**STATED GOAL**: Scan the lines below; pull out those with "into".

═══ DATA FOR THIS TASK

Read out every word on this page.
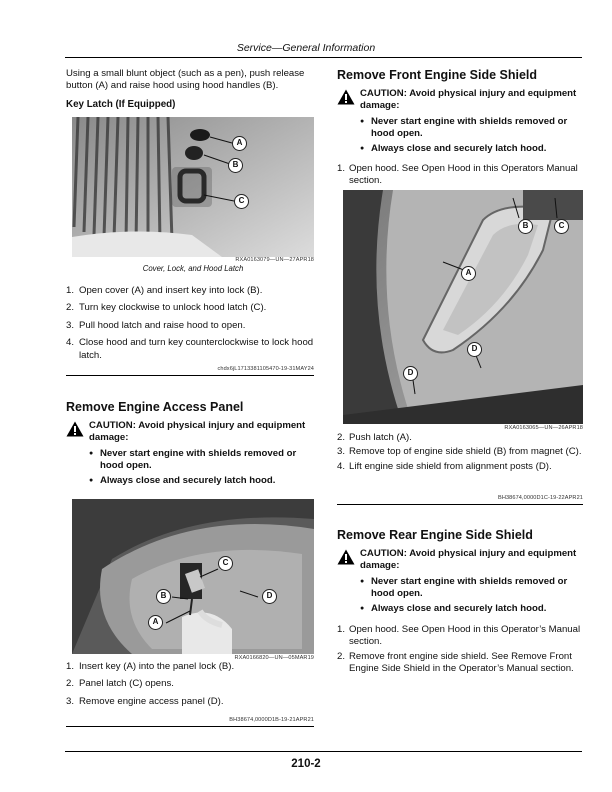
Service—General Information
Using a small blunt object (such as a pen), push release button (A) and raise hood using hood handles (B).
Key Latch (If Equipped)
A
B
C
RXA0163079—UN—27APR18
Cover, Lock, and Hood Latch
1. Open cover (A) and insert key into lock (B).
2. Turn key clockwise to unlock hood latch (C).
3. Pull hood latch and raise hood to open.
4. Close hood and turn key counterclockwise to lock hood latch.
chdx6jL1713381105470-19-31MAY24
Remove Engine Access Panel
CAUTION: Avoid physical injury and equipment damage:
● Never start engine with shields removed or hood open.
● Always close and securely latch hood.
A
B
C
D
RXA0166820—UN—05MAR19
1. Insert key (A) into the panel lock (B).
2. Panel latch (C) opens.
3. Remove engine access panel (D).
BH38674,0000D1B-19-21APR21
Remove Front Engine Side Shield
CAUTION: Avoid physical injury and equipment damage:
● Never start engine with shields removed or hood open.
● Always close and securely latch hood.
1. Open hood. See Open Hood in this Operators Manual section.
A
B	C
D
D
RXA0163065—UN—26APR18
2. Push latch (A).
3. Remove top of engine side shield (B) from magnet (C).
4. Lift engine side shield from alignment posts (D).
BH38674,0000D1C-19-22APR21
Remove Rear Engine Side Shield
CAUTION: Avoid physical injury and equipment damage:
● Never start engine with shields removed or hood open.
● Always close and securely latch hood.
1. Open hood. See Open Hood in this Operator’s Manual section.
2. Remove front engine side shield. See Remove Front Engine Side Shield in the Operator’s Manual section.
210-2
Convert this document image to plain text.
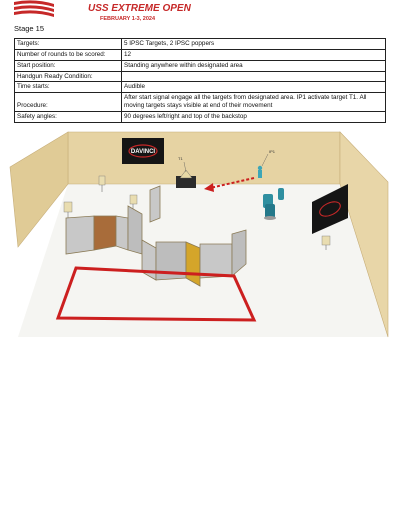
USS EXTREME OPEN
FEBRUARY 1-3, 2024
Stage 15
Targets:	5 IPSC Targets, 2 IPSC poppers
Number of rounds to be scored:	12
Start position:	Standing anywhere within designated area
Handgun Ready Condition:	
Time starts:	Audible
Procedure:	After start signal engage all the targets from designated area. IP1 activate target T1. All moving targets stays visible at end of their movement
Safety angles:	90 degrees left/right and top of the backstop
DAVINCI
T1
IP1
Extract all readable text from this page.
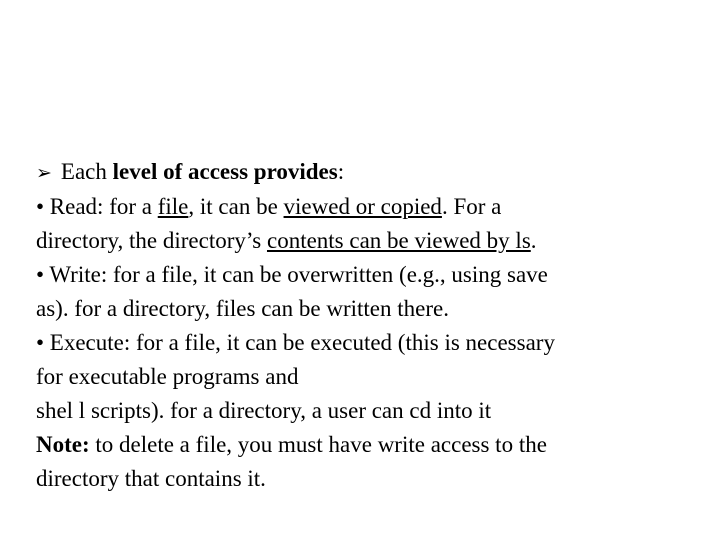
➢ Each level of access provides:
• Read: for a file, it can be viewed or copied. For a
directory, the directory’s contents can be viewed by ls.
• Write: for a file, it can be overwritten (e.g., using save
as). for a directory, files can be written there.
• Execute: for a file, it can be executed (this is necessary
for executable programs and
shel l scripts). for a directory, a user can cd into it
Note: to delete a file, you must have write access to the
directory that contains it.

══════

**SOLVED EXERCISE**:
1. Open cover (A) and insert key into lock (B).
1. Insert key (A) into the panel lock (B).
shel l scripts). for a directory, a user can cd into it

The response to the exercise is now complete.